Task objective — In the listing below, locate the lines that hold the string "Liquid". Copy those lines.

Material shown —
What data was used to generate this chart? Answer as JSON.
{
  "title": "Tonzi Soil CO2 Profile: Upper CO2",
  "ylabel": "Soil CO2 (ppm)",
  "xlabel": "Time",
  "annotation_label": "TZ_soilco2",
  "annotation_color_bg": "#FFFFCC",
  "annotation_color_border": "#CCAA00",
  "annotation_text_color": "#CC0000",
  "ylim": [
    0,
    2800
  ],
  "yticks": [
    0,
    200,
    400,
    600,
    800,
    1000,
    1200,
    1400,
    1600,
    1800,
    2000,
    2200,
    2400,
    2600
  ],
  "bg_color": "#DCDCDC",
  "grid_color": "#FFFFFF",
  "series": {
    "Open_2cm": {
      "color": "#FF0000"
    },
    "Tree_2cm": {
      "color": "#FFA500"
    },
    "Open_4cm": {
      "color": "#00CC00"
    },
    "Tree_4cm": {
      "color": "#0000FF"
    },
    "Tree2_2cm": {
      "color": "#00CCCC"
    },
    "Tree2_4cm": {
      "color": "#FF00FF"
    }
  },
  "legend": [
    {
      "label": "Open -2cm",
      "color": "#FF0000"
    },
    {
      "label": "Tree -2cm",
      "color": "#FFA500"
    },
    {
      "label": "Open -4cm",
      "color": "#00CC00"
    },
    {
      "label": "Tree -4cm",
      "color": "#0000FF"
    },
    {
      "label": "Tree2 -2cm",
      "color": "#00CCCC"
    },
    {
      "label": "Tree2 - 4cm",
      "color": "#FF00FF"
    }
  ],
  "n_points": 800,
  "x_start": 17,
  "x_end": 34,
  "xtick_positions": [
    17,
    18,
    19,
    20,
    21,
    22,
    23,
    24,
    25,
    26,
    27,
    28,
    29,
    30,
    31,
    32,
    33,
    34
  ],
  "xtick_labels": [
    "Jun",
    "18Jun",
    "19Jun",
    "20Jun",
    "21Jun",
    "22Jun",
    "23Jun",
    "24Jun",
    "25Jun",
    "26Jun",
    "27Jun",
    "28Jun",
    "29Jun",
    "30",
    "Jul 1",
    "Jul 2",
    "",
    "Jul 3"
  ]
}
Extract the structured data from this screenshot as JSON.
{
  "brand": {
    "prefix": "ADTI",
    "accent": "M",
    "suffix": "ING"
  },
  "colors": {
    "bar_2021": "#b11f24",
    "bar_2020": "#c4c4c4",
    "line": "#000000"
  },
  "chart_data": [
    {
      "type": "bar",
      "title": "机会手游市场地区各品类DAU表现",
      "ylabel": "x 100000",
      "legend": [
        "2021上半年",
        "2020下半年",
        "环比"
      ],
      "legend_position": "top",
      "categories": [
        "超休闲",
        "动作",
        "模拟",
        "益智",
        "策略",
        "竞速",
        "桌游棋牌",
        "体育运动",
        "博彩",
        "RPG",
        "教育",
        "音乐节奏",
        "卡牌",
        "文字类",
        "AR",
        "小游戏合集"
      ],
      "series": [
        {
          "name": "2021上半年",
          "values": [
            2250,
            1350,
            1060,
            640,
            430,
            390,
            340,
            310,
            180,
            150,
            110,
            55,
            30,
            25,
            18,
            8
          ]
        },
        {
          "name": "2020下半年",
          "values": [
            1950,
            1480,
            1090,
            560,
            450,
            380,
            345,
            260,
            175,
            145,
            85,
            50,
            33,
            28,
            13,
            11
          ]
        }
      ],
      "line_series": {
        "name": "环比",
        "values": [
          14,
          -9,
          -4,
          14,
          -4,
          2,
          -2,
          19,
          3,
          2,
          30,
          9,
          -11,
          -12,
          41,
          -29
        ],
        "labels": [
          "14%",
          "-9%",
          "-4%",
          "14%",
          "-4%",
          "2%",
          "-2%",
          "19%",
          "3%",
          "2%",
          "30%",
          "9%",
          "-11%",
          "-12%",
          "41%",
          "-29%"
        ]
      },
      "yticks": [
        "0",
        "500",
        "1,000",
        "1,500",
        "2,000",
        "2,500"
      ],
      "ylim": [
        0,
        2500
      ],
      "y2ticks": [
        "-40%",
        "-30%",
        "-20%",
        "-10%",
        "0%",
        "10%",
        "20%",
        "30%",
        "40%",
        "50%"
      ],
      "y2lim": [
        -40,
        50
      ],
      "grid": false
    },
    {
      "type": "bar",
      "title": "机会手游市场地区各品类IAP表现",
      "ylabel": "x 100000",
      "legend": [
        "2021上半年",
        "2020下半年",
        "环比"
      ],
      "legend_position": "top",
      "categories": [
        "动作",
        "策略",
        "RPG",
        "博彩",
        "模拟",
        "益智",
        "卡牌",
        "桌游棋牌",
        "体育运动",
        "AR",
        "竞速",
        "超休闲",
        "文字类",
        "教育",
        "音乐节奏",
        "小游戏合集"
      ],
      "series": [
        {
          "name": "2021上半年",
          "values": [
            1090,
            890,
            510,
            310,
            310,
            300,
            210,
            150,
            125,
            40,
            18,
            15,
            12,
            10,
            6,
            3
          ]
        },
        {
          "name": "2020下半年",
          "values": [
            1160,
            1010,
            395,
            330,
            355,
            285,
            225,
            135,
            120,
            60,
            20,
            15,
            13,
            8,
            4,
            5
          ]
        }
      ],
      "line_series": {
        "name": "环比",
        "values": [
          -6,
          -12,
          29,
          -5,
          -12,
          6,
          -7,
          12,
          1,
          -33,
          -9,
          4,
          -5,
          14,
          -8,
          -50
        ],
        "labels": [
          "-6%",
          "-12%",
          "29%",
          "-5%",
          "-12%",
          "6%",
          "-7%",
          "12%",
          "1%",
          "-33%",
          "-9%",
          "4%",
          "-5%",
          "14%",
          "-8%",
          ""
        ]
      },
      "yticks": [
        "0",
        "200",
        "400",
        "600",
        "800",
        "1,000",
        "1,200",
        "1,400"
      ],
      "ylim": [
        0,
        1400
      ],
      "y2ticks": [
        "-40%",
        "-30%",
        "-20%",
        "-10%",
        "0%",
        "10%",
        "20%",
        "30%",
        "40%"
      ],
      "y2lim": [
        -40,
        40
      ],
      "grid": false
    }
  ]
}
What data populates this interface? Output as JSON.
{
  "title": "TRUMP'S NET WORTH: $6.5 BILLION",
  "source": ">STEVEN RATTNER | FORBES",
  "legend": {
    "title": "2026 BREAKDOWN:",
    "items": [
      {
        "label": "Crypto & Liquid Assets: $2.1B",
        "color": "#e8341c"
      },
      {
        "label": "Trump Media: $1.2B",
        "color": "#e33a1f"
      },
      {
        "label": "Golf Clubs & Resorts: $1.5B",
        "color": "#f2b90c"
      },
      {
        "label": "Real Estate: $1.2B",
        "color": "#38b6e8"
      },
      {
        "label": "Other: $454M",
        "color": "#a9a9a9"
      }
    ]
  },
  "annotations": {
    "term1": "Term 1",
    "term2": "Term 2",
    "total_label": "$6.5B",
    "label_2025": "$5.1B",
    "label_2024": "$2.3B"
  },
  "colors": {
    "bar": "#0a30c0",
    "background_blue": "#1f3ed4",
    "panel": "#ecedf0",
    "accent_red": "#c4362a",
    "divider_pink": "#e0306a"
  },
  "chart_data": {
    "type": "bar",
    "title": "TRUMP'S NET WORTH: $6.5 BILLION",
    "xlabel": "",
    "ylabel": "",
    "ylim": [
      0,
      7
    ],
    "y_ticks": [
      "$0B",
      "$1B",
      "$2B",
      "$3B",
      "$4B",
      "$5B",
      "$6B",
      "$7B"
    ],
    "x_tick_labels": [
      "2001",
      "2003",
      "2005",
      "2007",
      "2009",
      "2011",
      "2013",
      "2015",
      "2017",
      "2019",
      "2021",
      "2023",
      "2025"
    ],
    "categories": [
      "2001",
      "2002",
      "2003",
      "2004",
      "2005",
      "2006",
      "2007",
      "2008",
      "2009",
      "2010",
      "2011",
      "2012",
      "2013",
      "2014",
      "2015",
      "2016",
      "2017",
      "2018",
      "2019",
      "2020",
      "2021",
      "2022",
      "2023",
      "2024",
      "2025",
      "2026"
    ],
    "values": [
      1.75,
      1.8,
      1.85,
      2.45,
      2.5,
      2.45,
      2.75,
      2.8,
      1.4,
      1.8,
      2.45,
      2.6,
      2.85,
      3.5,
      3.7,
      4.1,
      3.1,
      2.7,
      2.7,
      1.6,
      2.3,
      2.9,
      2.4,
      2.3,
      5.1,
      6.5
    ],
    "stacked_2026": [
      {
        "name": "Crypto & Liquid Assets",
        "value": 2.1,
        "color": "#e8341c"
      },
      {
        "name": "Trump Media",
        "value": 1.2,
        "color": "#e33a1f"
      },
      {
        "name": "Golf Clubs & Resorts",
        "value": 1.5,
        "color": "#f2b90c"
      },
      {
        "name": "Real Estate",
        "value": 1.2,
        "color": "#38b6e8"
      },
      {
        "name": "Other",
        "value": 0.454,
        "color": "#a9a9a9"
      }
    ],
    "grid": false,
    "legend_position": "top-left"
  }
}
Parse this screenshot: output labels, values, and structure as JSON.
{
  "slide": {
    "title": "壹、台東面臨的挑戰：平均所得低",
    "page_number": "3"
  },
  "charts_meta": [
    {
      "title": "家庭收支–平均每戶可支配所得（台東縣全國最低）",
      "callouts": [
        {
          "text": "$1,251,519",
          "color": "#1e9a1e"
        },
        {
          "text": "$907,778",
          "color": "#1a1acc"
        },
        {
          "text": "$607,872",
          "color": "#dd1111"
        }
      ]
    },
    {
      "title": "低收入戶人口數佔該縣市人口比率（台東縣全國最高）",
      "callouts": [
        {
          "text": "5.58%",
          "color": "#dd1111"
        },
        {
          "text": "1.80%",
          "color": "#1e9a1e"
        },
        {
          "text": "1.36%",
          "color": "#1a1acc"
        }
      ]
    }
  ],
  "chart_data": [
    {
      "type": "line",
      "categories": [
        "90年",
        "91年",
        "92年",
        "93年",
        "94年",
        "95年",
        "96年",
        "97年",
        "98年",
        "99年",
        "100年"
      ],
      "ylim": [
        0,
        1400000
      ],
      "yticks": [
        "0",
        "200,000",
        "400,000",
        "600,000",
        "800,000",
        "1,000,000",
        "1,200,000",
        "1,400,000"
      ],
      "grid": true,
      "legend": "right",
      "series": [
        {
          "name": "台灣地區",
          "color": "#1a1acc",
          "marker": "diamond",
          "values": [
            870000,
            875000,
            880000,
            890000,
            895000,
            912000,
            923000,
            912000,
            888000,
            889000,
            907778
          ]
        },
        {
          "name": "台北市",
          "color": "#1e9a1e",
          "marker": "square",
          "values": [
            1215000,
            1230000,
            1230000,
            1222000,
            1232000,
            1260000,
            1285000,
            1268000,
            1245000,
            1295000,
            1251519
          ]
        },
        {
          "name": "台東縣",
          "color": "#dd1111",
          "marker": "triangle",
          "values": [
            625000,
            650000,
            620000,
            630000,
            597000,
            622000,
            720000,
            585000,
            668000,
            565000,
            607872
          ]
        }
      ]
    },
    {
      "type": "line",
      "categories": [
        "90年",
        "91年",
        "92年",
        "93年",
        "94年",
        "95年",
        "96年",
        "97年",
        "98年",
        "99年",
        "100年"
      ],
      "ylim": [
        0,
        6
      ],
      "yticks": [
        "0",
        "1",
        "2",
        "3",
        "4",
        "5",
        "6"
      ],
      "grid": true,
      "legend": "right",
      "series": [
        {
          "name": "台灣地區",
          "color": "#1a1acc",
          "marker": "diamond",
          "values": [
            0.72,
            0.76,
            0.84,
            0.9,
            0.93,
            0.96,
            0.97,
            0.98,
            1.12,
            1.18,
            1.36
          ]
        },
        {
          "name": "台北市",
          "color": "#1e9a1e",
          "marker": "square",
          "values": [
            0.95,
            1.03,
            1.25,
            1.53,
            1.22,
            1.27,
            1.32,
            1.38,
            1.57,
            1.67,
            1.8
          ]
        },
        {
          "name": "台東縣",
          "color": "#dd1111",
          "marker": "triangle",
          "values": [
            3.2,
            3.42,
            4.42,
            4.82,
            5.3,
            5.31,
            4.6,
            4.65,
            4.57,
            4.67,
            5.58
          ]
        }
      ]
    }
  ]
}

Full solution —
        "label": "Crypto & Liquid Assets: $2.1B",
        "name": "Crypto & Liquid Assets",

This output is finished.